*Goal of the exercise:* Go through the records and show each line where the word "color" occurs.

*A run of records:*
○ ○ ○ ○ ○
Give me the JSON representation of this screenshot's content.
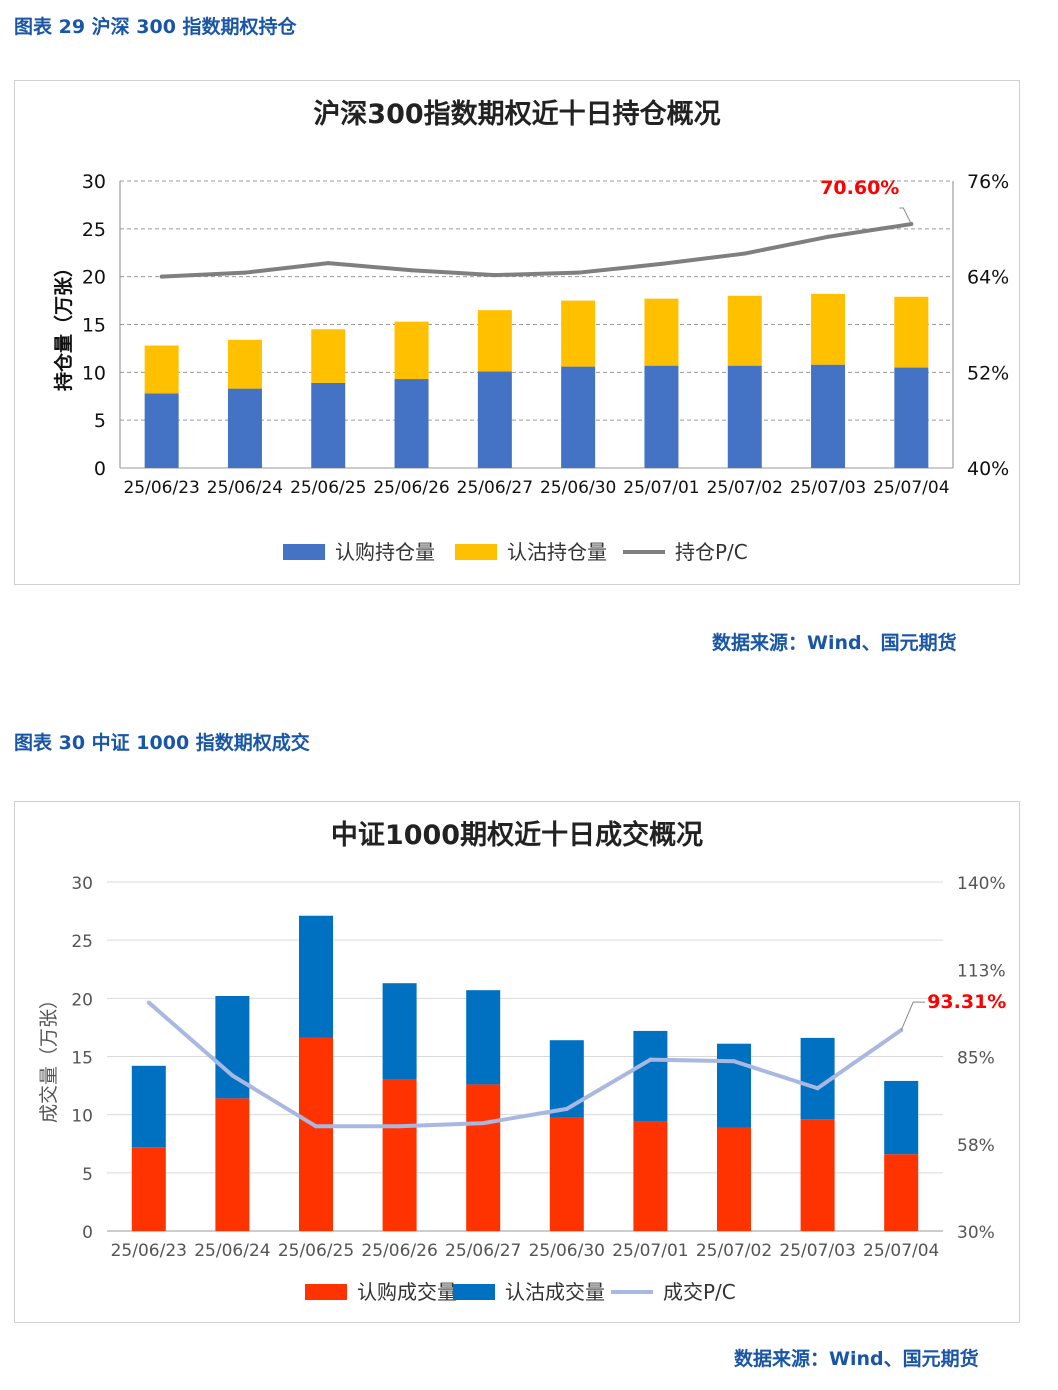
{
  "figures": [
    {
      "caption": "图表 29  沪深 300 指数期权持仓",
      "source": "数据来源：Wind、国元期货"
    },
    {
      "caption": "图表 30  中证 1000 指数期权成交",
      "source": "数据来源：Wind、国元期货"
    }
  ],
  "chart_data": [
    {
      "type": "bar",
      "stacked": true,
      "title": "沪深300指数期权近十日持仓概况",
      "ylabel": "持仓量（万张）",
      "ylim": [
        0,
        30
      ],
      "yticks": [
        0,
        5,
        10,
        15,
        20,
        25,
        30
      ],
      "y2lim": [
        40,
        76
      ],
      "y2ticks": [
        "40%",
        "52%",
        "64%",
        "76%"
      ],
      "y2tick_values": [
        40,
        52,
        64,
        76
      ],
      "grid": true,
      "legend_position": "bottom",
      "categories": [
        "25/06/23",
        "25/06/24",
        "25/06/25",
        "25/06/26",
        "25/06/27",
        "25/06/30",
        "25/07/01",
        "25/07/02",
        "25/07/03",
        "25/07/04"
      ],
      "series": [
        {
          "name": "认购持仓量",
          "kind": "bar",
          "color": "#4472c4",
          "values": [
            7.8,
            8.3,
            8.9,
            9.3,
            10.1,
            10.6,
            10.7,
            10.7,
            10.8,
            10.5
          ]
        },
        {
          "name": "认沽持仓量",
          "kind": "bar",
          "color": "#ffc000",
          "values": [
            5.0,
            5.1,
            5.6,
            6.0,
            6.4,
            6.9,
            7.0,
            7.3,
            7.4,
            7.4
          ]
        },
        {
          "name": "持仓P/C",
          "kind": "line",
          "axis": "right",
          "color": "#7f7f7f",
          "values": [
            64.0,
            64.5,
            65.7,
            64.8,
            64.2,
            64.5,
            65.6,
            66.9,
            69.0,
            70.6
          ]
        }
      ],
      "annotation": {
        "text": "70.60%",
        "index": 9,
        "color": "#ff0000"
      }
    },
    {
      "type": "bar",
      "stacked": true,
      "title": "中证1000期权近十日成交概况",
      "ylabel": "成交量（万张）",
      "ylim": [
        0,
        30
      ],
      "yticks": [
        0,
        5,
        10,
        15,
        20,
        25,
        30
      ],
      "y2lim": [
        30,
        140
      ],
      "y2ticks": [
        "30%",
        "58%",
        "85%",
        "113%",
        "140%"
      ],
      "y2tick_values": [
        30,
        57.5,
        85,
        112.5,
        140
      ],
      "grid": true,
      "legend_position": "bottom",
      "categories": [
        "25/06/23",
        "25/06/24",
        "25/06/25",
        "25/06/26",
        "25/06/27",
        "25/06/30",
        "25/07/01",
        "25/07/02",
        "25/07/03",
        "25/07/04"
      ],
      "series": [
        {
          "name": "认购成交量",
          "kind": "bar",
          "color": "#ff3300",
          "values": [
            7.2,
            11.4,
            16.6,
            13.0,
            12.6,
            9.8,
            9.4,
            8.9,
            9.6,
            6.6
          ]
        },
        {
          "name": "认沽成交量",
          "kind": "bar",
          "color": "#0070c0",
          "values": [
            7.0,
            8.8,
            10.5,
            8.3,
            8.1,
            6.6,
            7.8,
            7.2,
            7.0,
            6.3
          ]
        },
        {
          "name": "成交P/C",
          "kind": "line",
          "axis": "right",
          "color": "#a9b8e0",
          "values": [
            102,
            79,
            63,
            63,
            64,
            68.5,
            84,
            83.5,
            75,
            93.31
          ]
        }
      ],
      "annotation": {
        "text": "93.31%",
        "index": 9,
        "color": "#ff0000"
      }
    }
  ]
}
○ ○ ○ ○ ○
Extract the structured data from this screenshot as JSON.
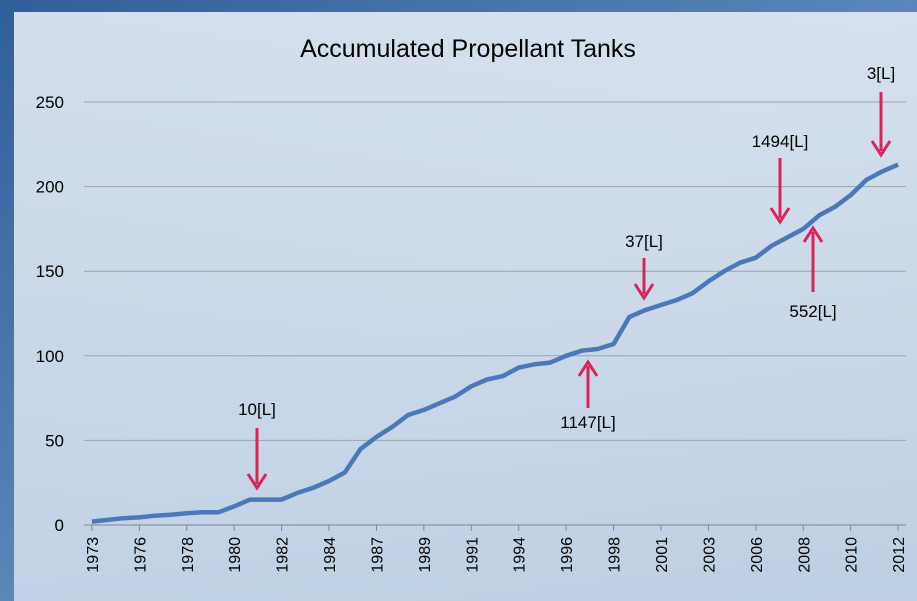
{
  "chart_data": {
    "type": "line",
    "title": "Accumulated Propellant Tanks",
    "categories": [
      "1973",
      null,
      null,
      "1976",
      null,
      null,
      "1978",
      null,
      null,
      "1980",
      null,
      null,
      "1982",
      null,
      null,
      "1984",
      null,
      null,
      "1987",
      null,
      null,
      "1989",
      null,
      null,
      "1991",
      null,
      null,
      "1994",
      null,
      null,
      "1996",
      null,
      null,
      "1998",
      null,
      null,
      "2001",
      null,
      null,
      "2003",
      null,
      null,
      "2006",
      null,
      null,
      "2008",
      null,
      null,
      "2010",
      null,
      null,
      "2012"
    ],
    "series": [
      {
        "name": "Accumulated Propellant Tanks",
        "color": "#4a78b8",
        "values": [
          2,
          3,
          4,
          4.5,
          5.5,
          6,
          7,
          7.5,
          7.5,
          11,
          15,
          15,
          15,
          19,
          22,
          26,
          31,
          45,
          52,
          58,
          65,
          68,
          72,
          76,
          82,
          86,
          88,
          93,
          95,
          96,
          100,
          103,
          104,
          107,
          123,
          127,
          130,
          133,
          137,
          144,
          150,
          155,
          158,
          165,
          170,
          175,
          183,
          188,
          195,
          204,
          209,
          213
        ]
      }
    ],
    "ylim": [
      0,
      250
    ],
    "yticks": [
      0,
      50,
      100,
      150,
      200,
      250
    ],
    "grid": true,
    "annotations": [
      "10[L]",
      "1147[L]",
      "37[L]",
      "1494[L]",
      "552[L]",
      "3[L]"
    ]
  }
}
○ ○ ○ ○ ○
*Answer to this exercise:*
          "color": "#4472c4",
          "color": "#ffc000",
          "color": "#7f7f7f",
        "color": "#ff0000"
          "color": "#ff3300",
          "color": "#0070c0",
          "color": "#a9b8e0",
        "color": "#ff0000"
        "color": "#4a78b8",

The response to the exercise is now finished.